Task details. Copy out the rows below word for word, keeping every line in its order, but leave out the pictures.

Data for processing.
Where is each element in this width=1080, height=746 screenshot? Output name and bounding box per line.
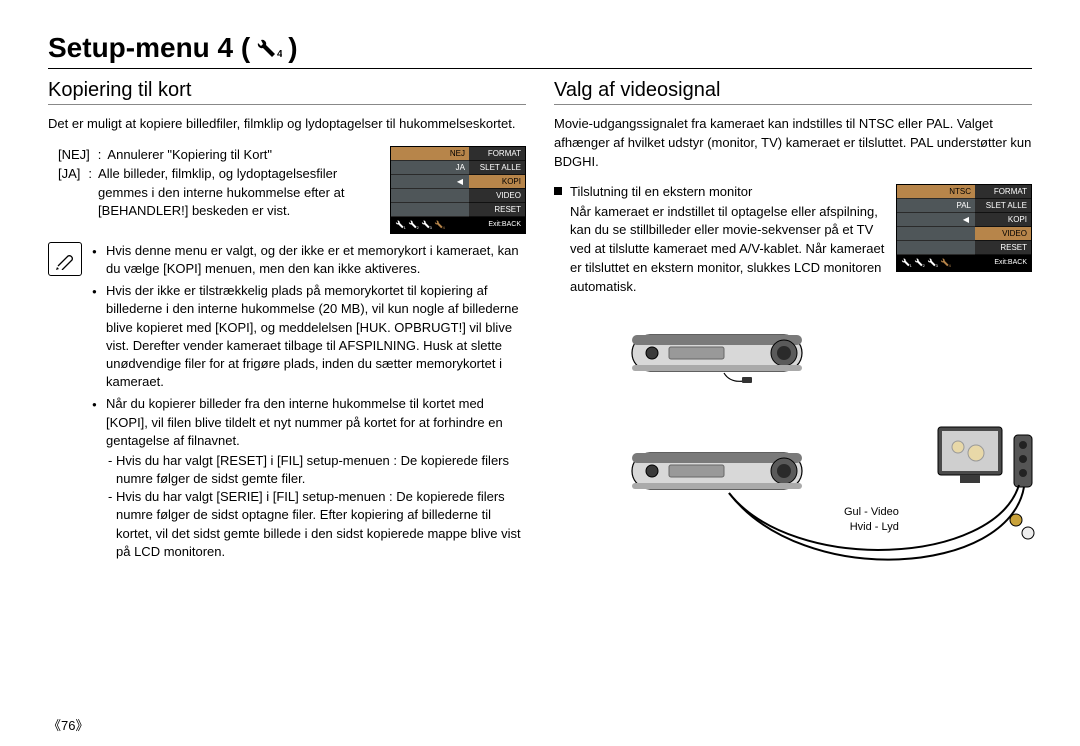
menu-left-option (897, 227, 975, 241)
cable-label-video: Gul - Video (844, 505, 899, 520)
right-menu-screenshot: NTSC FORMAT PAL SLET ALLE ◀ KOPI VIDEO R… (896, 184, 1032, 272)
svg-text:4: 4 (443, 226, 445, 231)
av-cable-icon (554, 315, 1054, 575)
connection-diagram: Gul - Video Hvid - Lyd (554, 315, 1032, 575)
wrench-4-icon: 4 (256, 37, 282, 59)
definition-row: [NEJ]:Annulerer "Kopiering til Kort" (58, 146, 380, 165)
menu-left-option: NTSC (897, 185, 975, 199)
svg-text:4: 4 (949, 263, 951, 268)
menu-right-option: RESET (975, 241, 1031, 255)
menu-left-option (897, 241, 975, 255)
page-number: 《76》 (48, 715, 88, 734)
menu-left-option: ◀ (897, 213, 975, 227)
def-val: Annulerer "Kopiering til Kort" (107, 146, 380, 165)
cable-labels: Gul - Video Hvid - Lyd (844, 505, 899, 536)
menu-right-option: VIDEO (469, 189, 525, 203)
menu-left-option: ◀ (391, 175, 469, 189)
note-sub-item: - Hvis du har valgt [RESET] i [FIL] setu… (106, 452, 526, 488)
menu-right-option: SLET ALLE (469, 161, 525, 175)
left-heading: Kopiering til kort (48, 79, 526, 105)
def-key: [JA] (58, 165, 80, 222)
note-sub-item: - Hvis du har valgt [SERIE] i [FIL] setu… (106, 488, 526, 561)
right-heading: Valg af videosignal (554, 79, 1032, 105)
svg-text:1: 1 (404, 226, 406, 231)
right-sub-heading: Tilslutning til en ekstern monitor (554, 184, 886, 199)
title-post: ) (288, 32, 297, 64)
menu-left-option: PAL (897, 199, 975, 213)
menu-footer: 1 2 3 4 Exit:BACK (391, 217, 525, 233)
note-list: Hvis denne menu er valgt, og der ikke er… (92, 242, 526, 565)
svg-text:1: 1 (910, 263, 912, 268)
left-column: Kopiering til kort Det er muligt at kopi… (48, 79, 526, 575)
svg-text:3: 3 (936, 263, 938, 268)
cable-label-audio: Hvid - Lyd (844, 520, 899, 535)
menu-right-option: RESET (469, 203, 525, 217)
menu-right-option: FORMAT (469, 147, 525, 161)
right-intro: Movie-udgangssignalet fra kameraet kan i… (554, 115, 1032, 172)
svg-text:4: 4 (277, 49, 282, 59)
definition-row: [JA]:Alle billeder, filmklip, og lydopta… (58, 165, 380, 222)
left-menu-screenshot: NEJ FORMAT JA SLET ALLE ◀ KOPI VIDEO RES… (390, 146, 526, 234)
menu-left-option (391, 189, 469, 203)
note-icon (48, 242, 82, 276)
svg-text:2: 2 (417, 226, 419, 231)
right-column: Valg af videosignal Movie-udgangssignale… (554, 79, 1032, 575)
def-key: [NEJ] (58, 146, 90, 165)
svg-text:2: 2 (923, 263, 925, 268)
note-item: Hvis der ikke er tilstrækkelig plads på … (92, 282, 526, 391)
menu-right-option: KOPI (469, 175, 525, 189)
menu-footer: 1 2 3 4 Exit:BACK (897, 255, 1031, 271)
menu-footer-text: Exit:BACK (994, 259, 1027, 266)
title-pre: Setup-menu 4 ( (48, 32, 250, 64)
page-title: Setup-menu 4 ( 4 ) (48, 32, 1032, 69)
menu-left-option: NEJ (391, 147, 469, 161)
menu-right-option: FORMAT (975, 185, 1031, 199)
note-box: Hvis denne menu er valgt, og der ikke er… (48, 242, 526, 565)
svg-text:3: 3 (430, 226, 432, 231)
square-bullet-icon (554, 187, 562, 195)
menu-right-option: KOPI (975, 213, 1031, 227)
menu-left-option: JA (391, 161, 469, 175)
menu-footer-text: Exit:BACK (488, 221, 521, 228)
menu-right-option: SLET ALLE (975, 199, 1031, 213)
def-val: Alle billeder, filmklip, og lydoptagelse… (98, 165, 380, 222)
note-item: Hvis denne menu er valgt, og der ikke er… (92, 242, 526, 278)
menu-left-option (391, 203, 469, 217)
menu-right-option: VIDEO (975, 227, 1031, 241)
left-intro: Det er muligt at kopiere billedfiler, fi… (48, 115, 526, 134)
right-sub-heading-text: Tilslutning til en ekstern monitor (570, 184, 752, 199)
note-item: Når du kopierer billeder fra den interne… (92, 395, 526, 561)
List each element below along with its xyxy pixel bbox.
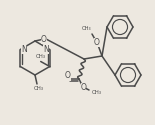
Text: O: O [41, 34, 47, 43]
Text: O: O [94, 38, 100, 47]
Text: O: O [81, 82, 86, 92]
Text: N: N [21, 44, 27, 54]
Text: CH₃: CH₃ [92, 90, 102, 94]
Text: CH₃: CH₃ [36, 54, 46, 60]
Text: CH₃: CH₃ [81, 26, 91, 31]
Text: CH₃: CH₃ [34, 86, 44, 91]
Text: N: N [43, 44, 49, 54]
Text: O: O [65, 72, 71, 80]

The output.
Where is each element in this width=1080, height=746 screenshot? Output name and bounding box per line.
menu-left-option (897, 227, 975, 241)
cable-label-video: Gul - Video (844, 505, 899, 520)
right-menu-screenshot: NTSC FORMAT PAL SLET ALLE ◀ KOPI VIDEO R… (896, 184, 1032, 272)
svg-text:4: 4 (443, 226, 445, 231)
av-cable-icon (554, 315, 1054, 575)
connection-diagram: Gul - Video Hvid - Lyd (554, 315, 1032, 575)
wrench-4-icon: 4 (256, 37, 282, 59)
definition-row: [NEJ]:Annulerer "Kopiering til Kort" (58, 146, 380, 165)
menu-left-option: NTSC (897, 185, 975, 199)
svg-text:4: 4 (949, 263, 951, 268)
menu-right-option: RESET (975, 241, 1031, 255)
menu-left-option (897, 241, 975, 255)
page-number: 《76》 (48, 715, 88, 734)
menu-left-option: ◀ (897, 213, 975, 227)
def-val: Annulerer "Kopiering til Kort" (107, 146, 380, 165)
cable-labels: Gul - Video Hvid - Lyd (844, 505, 899, 536)
menu-right-option: VIDEO (469, 189, 525, 203)
menu-left-option: ◀ (391, 175, 469, 189)
note-sub-item: - Hvis du har valgt [RESET] i [FIL] setu… (106, 452, 526, 488)
menu-right-option: SLET ALLE (469, 161, 525, 175)
left-heading: Kopiering til kort (48, 79, 526, 105)
def-key: [JA] (58, 165, 80, 222)
note-sub-item: - Hvis du har valgt [SERIE] i [FIL] setu… (106, 488, 526, 561)
right-heading: Valg af videosignal (554, 79, 1032, 105)
svg-text:1: 1 (404, 226, 406, 231)
right-sub-heading: Tilslutning til en ekstern monitor (554, 184, 886, 199)
title-post: ) (288, 32, 297, 64)
menu-left-option: PAL (897, 199, 975, 213)
menu-footer: 1 2 3 4 Exit:BACK (391, 217, 525, 233)
note-list: Hvis denne menu er valgt, og der ikke er… (92, 242, 526, 565)
svg-text:1: 1 (910, 263, 912, 268)
left-column: Kopiering til kort Det er muligt at kopi… (48, 79, 526, 575)
svg-text:3: 3 (936, 263, 938, 268)
cable-label-audio: Hvid - Lyd (844, 520, 899, 535)
menu-right-option: RESET (469, 203, 525, 217)
menu-right-option: FORMAT (469, 147, 525, 161)
right-intro: Movie-udgangssignalet fra kameraet kan i… (554, 115, 1032, 172)
svg-text:4: 4 (277, 49, 282, 59)
definition-row: [JA]:Alle billeder, filmklip, og lydopta… (58, 165, 380, 222)
left-menu-screenshot: NEJ FORMAT JA SLET ALLE ◀ KOPI VIDEO RES… (390, 146, 526, 234)
menu-left-option (391, 189, 469, 203)
note-icon (48, 242, 82, 276)
svg-text:2: 2 (417, 226, 419, 231)
right-column: Valg af videosignal Movie-udgangssignale… (554, 79, 1032, 575)
def-key: [NEJ] (58, 146, 90, 165)
svg-text:2: 2 (923, 263, 925, 268)
note-item: Hvis der ikke er tilstrækkelig plads på … (92, 282, 526, 391)
menu-right-option: KOPI (469, 175, 525, 189)
menu-footer: 1 2 3 4 Exit:BACK (897, 255, 1031, 271)
menu-footer-text: Exit:BACK (994, 259, 1027, 266)
title-pre: Setup-menu 4 ( (48, 32, 250, 64)
page-title: Setup-menu 4 ( 4 ) (48, 32, 1032, 69)
menu-left-option: NEJ (391, 147, 469, 161)
menu-right-option: FORMAT (975, 185, 1031, 199)
note-box: Hvis denne menu er valgt, og der ikke er… (48, 242, 526, 565)
svg-text:3: 3 (430, 226, 432, 231)
square-bullet-icon (554, 187, 562, 195)
menu-right-option: KOPI (975, 213, 1031, 227)
menu-left-option: JA (391, 161, 469, 175)
menu-footer-text: Exit:BACK (488, 221, 521, 228)
menu-right-option: SLET ALLE (975, 199, 1031, 213)
def-val: Alle billeder, filmklip, og lydoptagelse… (98, 165, 380, 222)
note-item: Hvis denne menu er valgt, og der ikke er… (92, 242, 526, 278)
menu-left-option (391, 203, 469, 217)
menu-right-option: VIDEO (975, 227, 1031, 241)
left-intro: Det er muligt at kopiere billedfiler, fi… (48, 115, 526, 134)
right-sub-heading-text: Tilslutning til en ekstern monitor (570, 184, 752, 199)
note-item: Når du kopierer billeder fra den interne… (92, 395, 526, 561)
List each element below along with its xyxy pixel bbox.
Text: O: O [41, 34, 47, 43]
Text: O: O [94, 38, 100, 47]
Text: O: O [81, 82, 86, 92]
Text: N: N [21, 44, 27, 54]
Text: CH₃: CH₃ [92, 90, 102, 94]
Text: CH₃: CH₃ [36, 54, 46, 60]
Text: CH₃: CH₃ [81, 26, 91, 31]
Text: CH₃: CH₃ [34, 86, 44, 91]
Text: N: N [43, 44, 49, 54]
Text: O: O [65, 72, 71, 80]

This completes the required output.